## start Stored rows

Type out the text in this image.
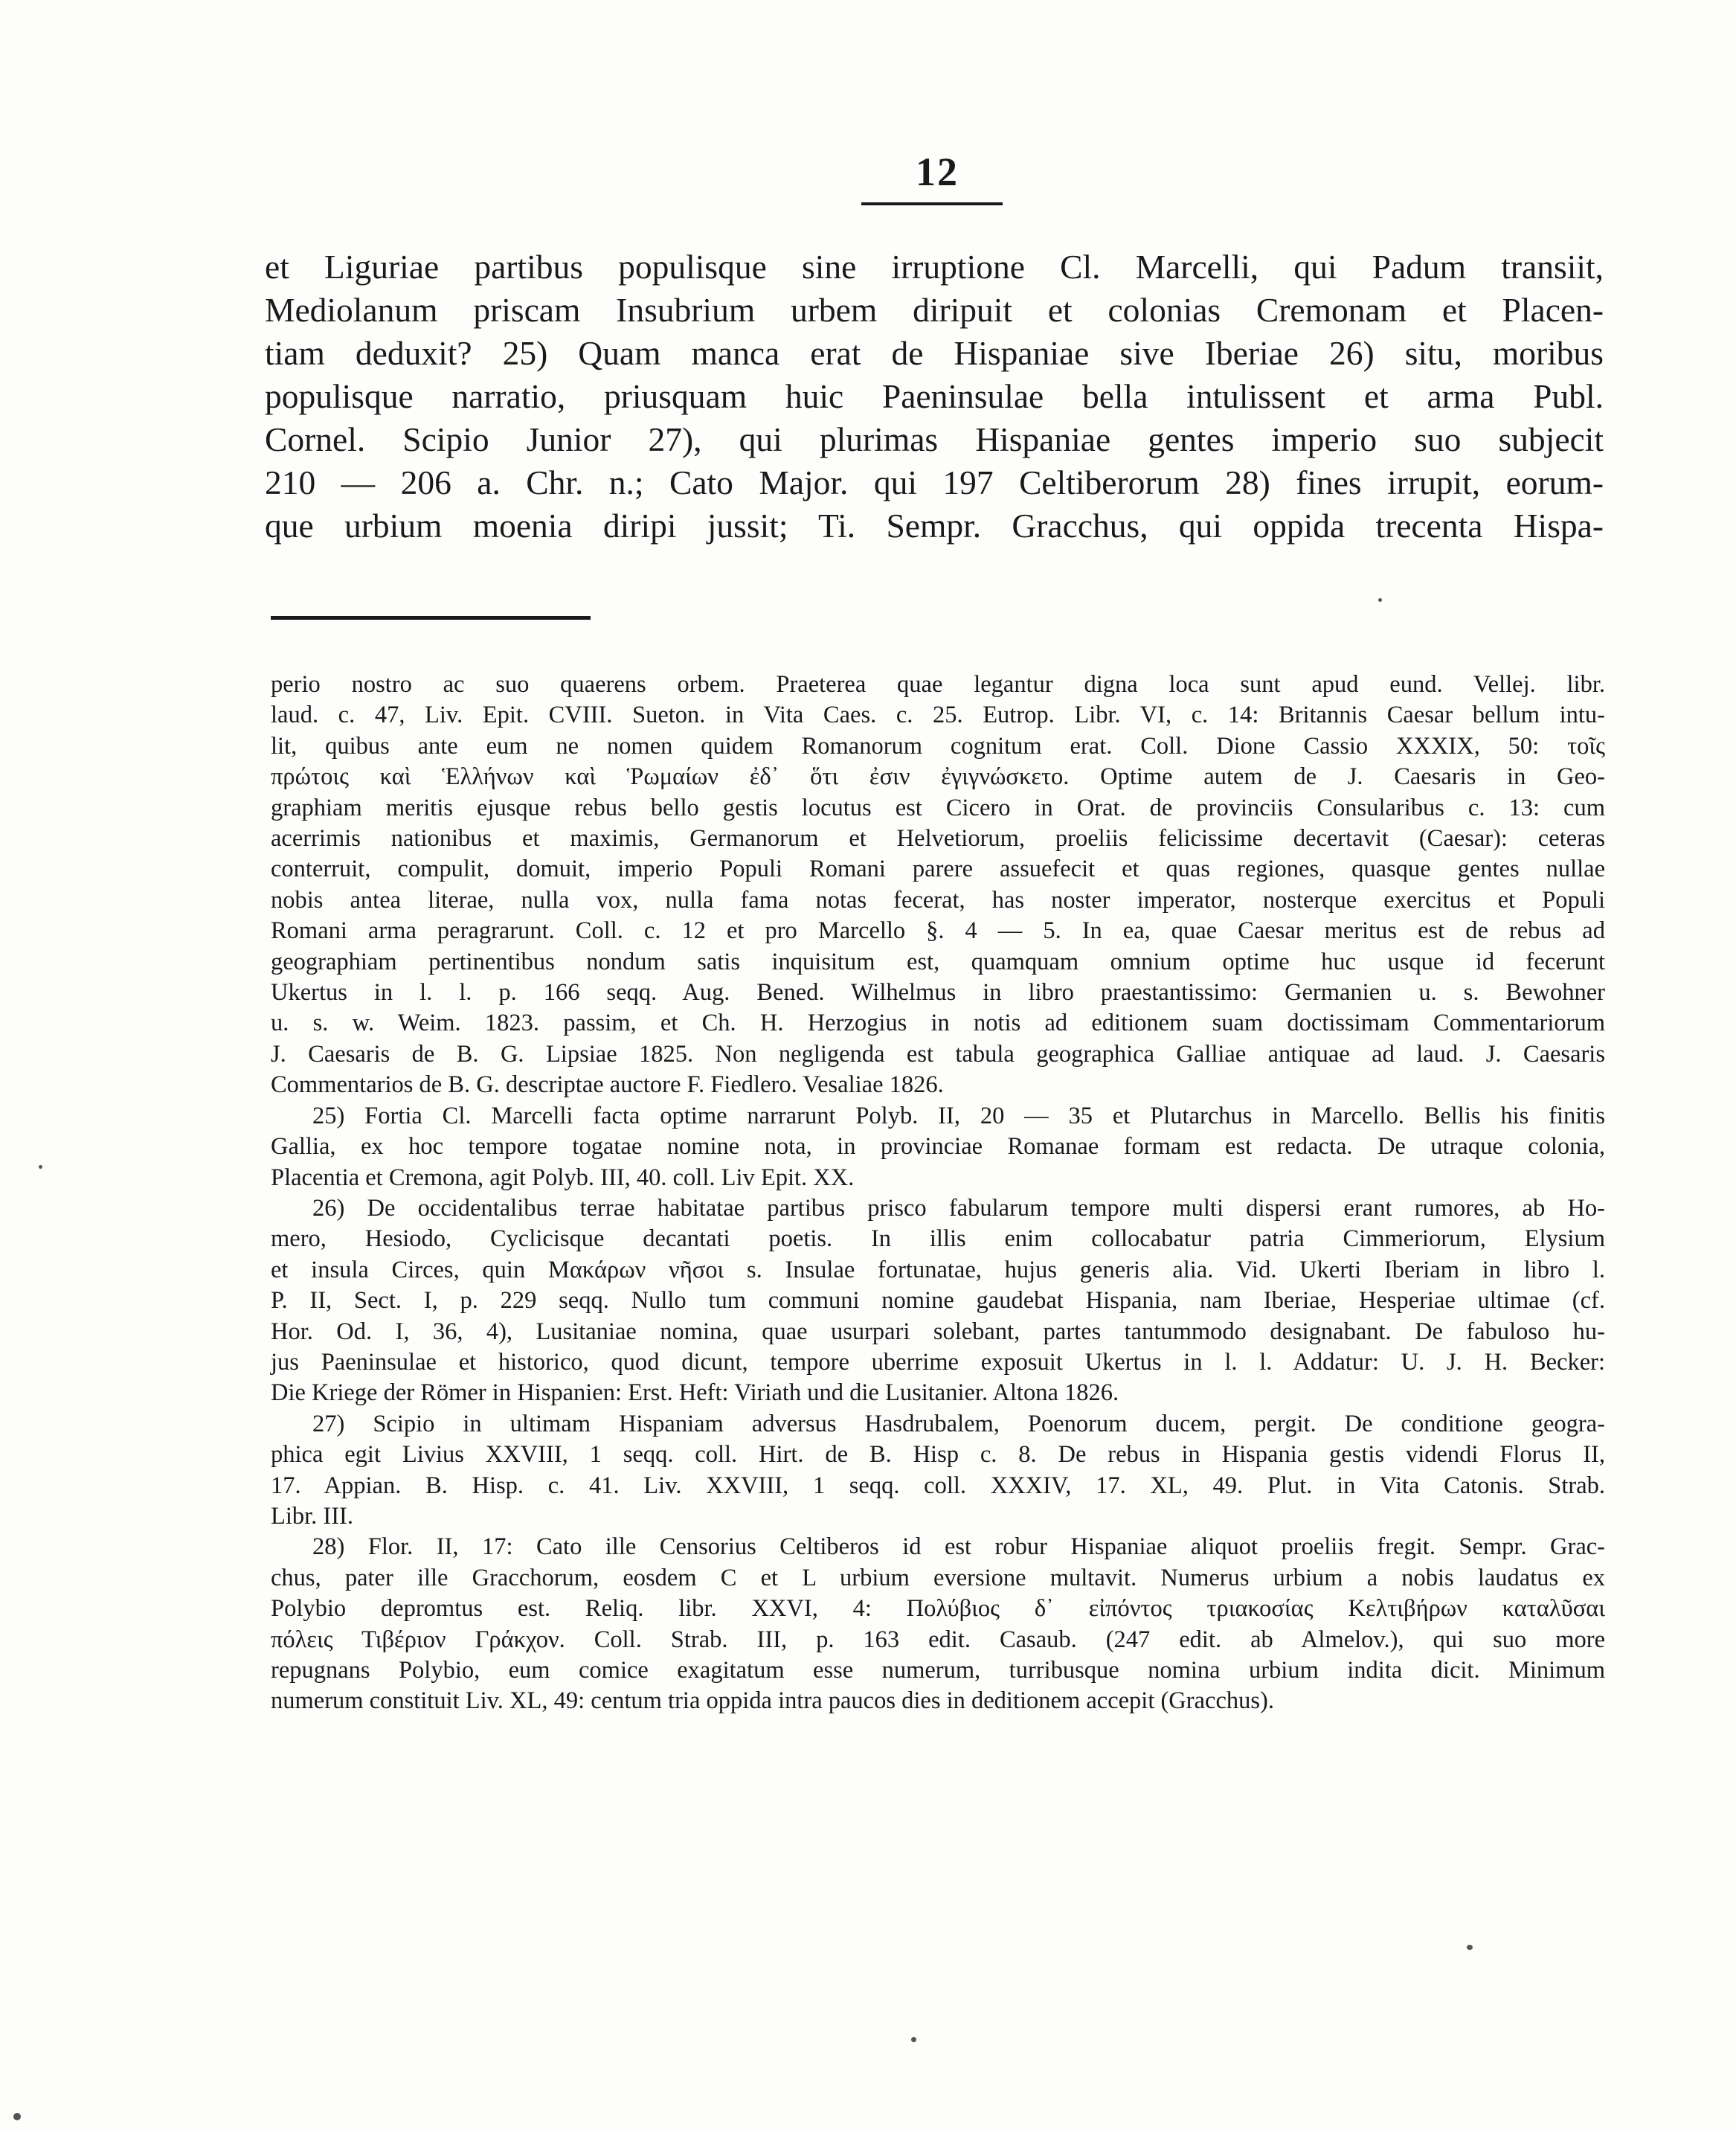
12
et Liguriae partibus populisque sine irruptione Cl. Marcelli, qui Padum transiit,
Mediolanum priscam Insubrium urbem diripuit et colonias Cremonam et Placen-
tiam deduxit? 25) Quam manca erat de Hispaniae sive Iberiae 26) situ, moribus
populisque narratio, priusquam huic Paeninsulae bella intulissent et arma Publ.
Cornel. Scipio Junior 27), qui plurimas Hispaniae gentes imperio suo subjecit
210 — 206 a. Chr. n.; Cato Major. qui 197 Celtiberorum 28) fines irrupit, eorum-
que urbium moenia diripi jussit; Ti. Sempr. Gracchus, qui oppida trecenta Hispa-
perio nostro ac suo quaerens orbem. Praeterea quae legantur digna loca sunt apud eund. Vellej. libr.
laud. c. 47, Liv. Epit. CVIII. Sueton. in Vita Caes. c. 25. Eutrop. Libr. VI, c. 14: Britannis Caesar bellum intu-
lit, quibus ante eum ne nomen quidem Romanorum cognitum erat. Coll. Dione Cassio XXXIX, 50: τοῖς
πρώτοις καὶ Ἑλλήνων καὶ Ῥωμαίων ἐδ᾽ ὅτι ἐσιν ἐγιγνώσκετο. Optime autem de J. Caesaris in Geo-
graphiam meritis ejusque rebus bello gestis locutus est Cicero in Orat. de provinciis Consularibus c. 13: cum
acerrimis nationibus et maximis, Germanorum et Helvetiorum, proeliis felicissime decertavit (Caesar): ceteras
conterruit, compulit, domuit, imperio Populi Romani parere assuefecit et quas regiones, quasque gentes nullae
nobis antea literae, nulla vox, nulla fama notas fecerat, has noster imperator, nosterque exercitus et Populi
Romani arma peragrarunt. Coll. c. 12 et pro Marcello §. 4 — 5. In ea, quae Caesar meritus est de rebus ad
geographiam pertinentibus nondum satis inquisitum est, quamquam omnium optime huc usque id fecerunt
Ukertus in l. l. p. 166 seqq. Aug. Bened. Wilhelmus in libro praestantissimo: Germanien u. s. Bewohner
u. s. w. Weim. 1823. passim, et Ch. H. Herzogius in notis ad editionem suam doctissimam Commentariorum
J. Caesaris de B. G. Lipsiae 1825. Non negligenda est tabula geographica Galliae antiquae ad laud. J. Caesaris
Commentarios de B. G. descriptae auctore F. Fiedlero. Vesaliae 1826.
25) Fortia Cl. Marcelli facta optime narrarunt Polyb. II, 20 — 35 et Plutarchus in Marcello. Bellis his finitis
Gallia, ex hoc tempore togatae nomine nota, in provinciae Romanae formam est redacta. De utraque colonia,
Placentia et Cremona, agit Polyb. III, 40. coll. Liv Epit. XX.
26) De occidentalibus terrae habitatae partibus prisco fabularum tempore multi dispersi erant rumores, ab Ho-
mero, Hesiodo, Cyclicisque decantati poetis. In illis enim collocabatur patria Cimmeriorum, Elysium
et insula Circes, quin Μακάρων νῆσοι s. Insulae fortunatae, hujus generis alia. Vid. Ukerti Iberiam in libro l.
P. II, Sect. I, p. 229 seqq. Nullo tum communi nomine gaudebat Hispania, nam Iberiae, Hesperiae ultimae (cf.
Hor. Od. I, 36, 4), Lusitaniae nomina, quae usurpari solebant, partes tantummodo designabant. De fabuloso hu-
jus Paeninsulae et historico, quod dicunt, tempore uberrime exposuit Ukertus in l. l. Addatur: U. J. H. Becker:
Die Kriege der Römer in Hispanien: Erst. Heft: Viriath und die Lusitanier. Altona 1826.
27) Scipio in ultimam Hispaniam adversus Hasdrubalem, Poenorum ducem, pergit. De conditione geogra-
phica egit Livius XXVIII, 1 seqq. coll. Hirt. de B. Hisp c. 8. De rebus in Hispania gestis videndi Florus II,
17. Appian. B. Hisp. c. 41. Liv. XXVIII, 1 seqq. coll. XXXIV, 17. XL, 49. Plut. in Vita Catonis. Strab.
Libr. III.
28) Flor. II, 17: Cato ille Censorius Celtiberos id est robur Hispaniae aliquot proeliis fregit. Sempr. Grac-
chus, pater ille Gracchorum, eosdem C et L urbium eversione multavit. Numerus urbium a nobis laudatus ex
Polybio depromtus est. Reliq. libr. XXVI, 4: Πολύβιος δ᾽ εἰπόντος τριακοσίας Κελτιβήρων καταλῦσαι
πόλεις Τιβέριον Γράκχον. Coll. Strab. III, p. 163 edit. Casaub. (247 edit. ab Almelov.), qui suo more
repugnans Polybio, eum comice exagitatum esse numerum, turribusque nomina urbium indita dicit. Minimum
numerum constituit Liv. XL, 49: centum tria oppida intra paucos dies in deditionem accepit (Gracchus).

## end Stored rows

Problem to solve |
Filter the records above for lines containing the word "Gracchus", and copy those lines.

In response |
que urbium moenia diripi jussit; Ti. Sempr. Gracchus, qui oppida trecenta Hispa-
numerum constituit Liv. XL, 49: centum tria oppida intra paucos dies in deditionem accepit (Gracchus).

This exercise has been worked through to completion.